Problem =>
Give the number of lines in the listing that hold the word "benefits". Write nothing but that number.
— Start —
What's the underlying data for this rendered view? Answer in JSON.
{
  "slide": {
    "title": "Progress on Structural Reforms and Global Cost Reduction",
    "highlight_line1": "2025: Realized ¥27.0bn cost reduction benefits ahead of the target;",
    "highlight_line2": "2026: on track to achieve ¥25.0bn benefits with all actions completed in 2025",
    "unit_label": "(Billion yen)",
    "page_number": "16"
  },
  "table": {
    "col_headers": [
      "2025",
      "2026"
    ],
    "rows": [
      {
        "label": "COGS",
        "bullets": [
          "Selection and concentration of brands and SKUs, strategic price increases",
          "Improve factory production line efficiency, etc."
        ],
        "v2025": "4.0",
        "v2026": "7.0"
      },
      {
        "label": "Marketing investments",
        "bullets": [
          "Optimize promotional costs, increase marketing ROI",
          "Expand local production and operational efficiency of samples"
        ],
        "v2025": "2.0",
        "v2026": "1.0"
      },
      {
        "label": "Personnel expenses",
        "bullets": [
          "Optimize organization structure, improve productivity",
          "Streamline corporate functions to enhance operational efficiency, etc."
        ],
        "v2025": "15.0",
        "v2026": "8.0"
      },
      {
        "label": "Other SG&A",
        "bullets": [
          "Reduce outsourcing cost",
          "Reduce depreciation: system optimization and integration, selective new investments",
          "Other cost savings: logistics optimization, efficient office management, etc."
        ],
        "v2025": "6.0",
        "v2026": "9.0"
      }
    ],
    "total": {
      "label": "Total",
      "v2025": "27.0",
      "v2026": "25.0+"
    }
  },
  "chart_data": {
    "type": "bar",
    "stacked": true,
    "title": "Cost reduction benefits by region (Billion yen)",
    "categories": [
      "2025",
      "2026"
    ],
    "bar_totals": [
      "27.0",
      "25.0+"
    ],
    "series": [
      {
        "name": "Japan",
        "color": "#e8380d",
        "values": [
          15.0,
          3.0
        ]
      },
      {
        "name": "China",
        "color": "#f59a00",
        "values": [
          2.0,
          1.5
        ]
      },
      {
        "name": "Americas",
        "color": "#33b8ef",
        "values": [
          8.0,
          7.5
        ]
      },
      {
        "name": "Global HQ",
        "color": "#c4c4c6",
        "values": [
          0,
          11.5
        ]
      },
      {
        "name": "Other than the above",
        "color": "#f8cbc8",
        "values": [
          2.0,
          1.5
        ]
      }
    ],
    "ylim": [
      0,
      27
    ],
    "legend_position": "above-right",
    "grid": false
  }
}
— End —
The reply =>
3